# Work required:
Tell how many lines in the data below hold the string "주민들의"; give nothing but the number.

# Data shown:
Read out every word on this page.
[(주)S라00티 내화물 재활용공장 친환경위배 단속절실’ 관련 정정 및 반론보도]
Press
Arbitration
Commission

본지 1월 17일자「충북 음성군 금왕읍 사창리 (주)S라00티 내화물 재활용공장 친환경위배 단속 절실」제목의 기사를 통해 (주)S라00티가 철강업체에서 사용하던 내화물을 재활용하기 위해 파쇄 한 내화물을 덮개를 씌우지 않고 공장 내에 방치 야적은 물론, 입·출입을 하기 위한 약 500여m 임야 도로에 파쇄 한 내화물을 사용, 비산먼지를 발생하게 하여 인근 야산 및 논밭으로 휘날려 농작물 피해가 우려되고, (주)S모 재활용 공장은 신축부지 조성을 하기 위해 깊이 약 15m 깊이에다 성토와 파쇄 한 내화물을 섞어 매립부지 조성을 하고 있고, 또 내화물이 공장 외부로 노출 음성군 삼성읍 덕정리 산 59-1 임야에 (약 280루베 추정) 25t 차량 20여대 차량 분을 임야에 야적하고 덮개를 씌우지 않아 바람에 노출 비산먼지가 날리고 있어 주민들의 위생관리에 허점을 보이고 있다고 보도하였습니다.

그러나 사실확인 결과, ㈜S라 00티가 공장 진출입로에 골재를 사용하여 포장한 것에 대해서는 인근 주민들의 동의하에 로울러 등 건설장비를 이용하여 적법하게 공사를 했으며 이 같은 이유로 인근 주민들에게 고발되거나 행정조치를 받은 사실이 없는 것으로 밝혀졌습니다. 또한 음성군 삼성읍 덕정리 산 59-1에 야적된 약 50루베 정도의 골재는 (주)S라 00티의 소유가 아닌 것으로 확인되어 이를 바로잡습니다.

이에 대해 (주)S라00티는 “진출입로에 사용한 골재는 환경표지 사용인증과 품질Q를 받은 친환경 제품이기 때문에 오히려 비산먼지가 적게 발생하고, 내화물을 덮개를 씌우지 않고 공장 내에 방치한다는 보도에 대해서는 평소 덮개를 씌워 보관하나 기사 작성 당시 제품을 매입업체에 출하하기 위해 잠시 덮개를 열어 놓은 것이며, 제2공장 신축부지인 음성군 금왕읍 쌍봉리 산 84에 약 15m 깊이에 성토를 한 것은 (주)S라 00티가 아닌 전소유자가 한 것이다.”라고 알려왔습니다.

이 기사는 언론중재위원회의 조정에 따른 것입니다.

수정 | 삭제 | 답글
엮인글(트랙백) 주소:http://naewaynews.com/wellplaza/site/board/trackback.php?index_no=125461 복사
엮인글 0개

# Answer:
2